Find the lines below that contain the string "Genetics". Copy each one.

☆ ☆ ☆ ☆

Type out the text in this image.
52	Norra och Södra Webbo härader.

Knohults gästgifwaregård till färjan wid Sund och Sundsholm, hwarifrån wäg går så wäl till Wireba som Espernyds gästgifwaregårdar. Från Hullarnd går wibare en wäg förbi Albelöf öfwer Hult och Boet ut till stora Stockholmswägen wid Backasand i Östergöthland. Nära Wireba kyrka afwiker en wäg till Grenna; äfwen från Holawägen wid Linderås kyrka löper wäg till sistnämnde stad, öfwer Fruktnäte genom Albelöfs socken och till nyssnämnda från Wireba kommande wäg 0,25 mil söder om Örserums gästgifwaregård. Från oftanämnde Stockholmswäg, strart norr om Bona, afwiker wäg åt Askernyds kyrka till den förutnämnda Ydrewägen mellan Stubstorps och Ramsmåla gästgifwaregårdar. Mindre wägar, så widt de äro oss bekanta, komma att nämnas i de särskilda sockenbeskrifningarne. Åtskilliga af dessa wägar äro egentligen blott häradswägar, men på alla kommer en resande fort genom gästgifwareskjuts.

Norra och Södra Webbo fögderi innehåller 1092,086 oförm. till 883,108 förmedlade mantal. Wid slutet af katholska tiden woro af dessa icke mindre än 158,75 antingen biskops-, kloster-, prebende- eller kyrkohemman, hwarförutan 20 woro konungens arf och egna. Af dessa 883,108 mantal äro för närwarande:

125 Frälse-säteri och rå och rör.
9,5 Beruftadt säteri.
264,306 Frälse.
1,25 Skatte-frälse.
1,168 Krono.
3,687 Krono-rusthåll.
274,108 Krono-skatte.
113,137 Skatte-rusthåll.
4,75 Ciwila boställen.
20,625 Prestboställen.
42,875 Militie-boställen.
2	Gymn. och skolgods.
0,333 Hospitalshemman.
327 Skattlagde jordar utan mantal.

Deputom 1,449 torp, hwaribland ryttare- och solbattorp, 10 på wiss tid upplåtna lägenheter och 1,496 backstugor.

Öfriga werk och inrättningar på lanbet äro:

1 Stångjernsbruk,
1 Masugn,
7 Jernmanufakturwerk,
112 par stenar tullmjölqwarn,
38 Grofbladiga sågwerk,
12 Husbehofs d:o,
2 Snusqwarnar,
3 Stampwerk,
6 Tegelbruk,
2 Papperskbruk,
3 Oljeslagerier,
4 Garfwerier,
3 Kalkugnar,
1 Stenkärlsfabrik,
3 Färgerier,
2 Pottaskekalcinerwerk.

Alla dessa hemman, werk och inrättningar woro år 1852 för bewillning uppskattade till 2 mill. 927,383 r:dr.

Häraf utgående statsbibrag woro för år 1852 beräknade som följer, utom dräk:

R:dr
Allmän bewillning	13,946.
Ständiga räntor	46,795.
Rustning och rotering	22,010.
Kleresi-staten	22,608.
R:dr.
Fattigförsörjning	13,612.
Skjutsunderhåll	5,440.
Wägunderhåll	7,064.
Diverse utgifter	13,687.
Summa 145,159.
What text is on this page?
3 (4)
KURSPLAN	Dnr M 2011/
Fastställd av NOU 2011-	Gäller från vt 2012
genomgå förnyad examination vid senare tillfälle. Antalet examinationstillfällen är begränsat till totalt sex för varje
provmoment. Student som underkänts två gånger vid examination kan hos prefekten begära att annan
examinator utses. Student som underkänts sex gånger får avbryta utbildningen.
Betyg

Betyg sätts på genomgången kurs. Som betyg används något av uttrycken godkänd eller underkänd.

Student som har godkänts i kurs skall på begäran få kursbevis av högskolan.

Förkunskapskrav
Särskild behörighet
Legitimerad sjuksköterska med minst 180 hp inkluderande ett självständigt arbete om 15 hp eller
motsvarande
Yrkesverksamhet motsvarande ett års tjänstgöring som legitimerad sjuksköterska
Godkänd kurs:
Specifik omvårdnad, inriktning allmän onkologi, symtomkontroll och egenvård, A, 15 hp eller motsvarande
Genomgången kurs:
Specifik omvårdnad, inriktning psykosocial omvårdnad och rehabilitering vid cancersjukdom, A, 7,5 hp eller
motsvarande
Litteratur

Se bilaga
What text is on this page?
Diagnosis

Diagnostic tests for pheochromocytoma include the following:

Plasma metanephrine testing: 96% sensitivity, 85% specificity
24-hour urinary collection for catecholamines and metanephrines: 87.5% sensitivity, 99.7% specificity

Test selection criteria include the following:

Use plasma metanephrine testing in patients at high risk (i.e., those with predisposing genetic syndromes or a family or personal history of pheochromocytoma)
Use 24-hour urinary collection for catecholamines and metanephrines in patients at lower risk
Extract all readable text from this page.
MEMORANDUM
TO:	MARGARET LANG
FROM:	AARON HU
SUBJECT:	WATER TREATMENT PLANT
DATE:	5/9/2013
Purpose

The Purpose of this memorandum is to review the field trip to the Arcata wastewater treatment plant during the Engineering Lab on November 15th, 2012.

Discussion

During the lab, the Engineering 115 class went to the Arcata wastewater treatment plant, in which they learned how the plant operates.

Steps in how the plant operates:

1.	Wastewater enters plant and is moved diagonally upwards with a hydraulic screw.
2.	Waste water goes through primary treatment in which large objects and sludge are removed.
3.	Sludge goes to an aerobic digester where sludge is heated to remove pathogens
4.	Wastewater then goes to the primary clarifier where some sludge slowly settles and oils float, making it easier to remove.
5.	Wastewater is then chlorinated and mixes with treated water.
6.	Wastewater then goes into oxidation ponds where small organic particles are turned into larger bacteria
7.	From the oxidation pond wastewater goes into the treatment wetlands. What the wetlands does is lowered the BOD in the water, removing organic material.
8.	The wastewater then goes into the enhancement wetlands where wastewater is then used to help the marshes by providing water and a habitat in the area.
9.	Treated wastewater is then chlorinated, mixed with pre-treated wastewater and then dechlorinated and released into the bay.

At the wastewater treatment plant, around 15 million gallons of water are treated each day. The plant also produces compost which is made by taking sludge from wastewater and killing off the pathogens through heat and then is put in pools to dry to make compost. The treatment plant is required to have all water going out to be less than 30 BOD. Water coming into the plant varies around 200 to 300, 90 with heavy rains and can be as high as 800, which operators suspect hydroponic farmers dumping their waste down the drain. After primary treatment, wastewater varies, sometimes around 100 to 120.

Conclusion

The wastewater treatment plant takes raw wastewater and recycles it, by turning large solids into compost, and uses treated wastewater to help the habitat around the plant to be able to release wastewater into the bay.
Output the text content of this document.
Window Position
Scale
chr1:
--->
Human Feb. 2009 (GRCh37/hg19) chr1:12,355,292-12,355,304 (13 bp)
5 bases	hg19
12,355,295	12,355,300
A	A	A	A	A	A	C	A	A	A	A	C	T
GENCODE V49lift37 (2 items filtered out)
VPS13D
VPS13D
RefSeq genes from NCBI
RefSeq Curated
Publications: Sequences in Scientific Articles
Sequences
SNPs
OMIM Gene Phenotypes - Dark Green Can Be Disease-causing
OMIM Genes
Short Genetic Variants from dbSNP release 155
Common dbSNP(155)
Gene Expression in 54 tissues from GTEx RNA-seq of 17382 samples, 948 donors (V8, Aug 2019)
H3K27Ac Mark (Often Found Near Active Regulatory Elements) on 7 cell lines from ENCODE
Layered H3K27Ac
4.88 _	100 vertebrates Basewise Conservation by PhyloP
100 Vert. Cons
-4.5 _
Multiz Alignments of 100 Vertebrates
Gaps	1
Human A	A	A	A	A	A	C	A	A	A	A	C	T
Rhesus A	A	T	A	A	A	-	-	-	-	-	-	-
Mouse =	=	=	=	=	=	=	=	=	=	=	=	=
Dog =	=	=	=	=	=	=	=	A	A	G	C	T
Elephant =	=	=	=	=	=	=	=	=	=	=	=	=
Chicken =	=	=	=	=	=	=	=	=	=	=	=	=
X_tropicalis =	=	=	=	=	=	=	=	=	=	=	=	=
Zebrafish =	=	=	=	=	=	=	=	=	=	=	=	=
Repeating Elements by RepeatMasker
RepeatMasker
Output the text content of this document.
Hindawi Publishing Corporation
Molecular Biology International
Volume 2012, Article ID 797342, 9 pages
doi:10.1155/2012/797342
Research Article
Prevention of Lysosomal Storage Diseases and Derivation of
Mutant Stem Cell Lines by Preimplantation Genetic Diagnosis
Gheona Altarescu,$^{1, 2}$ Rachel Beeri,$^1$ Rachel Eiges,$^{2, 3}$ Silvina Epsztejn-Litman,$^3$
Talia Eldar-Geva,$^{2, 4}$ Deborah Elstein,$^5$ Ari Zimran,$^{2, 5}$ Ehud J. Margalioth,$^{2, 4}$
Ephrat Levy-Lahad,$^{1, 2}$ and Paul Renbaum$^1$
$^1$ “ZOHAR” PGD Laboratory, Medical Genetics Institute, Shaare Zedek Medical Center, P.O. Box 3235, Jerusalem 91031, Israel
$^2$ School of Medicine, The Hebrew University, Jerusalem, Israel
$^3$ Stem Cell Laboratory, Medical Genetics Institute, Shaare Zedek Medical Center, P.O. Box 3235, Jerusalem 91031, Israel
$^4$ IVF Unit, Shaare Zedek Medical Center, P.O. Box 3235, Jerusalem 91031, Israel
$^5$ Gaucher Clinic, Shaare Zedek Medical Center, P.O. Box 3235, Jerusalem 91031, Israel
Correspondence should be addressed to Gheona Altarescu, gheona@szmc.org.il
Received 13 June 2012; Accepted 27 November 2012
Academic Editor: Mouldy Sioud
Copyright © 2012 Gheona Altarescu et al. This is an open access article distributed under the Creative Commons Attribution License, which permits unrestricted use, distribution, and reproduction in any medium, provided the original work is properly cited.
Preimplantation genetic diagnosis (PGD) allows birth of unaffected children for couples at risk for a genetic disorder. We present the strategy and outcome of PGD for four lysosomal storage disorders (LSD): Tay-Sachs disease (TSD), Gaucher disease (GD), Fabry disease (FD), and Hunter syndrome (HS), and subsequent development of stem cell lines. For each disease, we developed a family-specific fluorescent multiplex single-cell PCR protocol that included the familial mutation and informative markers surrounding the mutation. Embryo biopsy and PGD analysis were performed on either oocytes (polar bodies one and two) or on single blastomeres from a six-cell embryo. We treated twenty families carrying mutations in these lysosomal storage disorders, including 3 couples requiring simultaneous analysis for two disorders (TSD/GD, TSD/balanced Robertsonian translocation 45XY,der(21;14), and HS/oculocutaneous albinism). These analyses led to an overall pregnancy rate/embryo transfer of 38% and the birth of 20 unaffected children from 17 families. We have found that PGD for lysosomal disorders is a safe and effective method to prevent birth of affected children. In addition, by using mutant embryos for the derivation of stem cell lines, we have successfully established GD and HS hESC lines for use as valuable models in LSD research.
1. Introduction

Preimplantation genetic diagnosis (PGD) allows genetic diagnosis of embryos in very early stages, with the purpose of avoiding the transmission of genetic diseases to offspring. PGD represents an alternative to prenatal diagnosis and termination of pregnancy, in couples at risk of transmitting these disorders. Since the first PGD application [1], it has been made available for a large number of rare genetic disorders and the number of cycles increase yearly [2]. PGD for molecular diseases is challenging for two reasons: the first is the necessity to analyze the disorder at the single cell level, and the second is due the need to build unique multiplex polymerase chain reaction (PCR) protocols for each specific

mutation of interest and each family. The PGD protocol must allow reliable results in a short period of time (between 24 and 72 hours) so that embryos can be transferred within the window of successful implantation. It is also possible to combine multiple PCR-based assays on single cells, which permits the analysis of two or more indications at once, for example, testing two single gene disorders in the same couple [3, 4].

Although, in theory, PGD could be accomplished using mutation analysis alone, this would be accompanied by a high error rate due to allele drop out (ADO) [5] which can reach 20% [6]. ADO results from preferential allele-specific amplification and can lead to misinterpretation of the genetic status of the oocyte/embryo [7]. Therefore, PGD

☆ ☆ ☆ ☆

SOLUTION:
$^1$ “ZOHAR” PGD Laboratory, Medical Genetics Institute, Shaare Zedek Medical Center, P.O. Box 3235, Jerusalem 91031, Israel
$^3$ Stem Cell Laboratory, Medical Genetics Institute, Shaare Zedek Medical Center, P.O. Box 3235, Jerusalem 91031, Israel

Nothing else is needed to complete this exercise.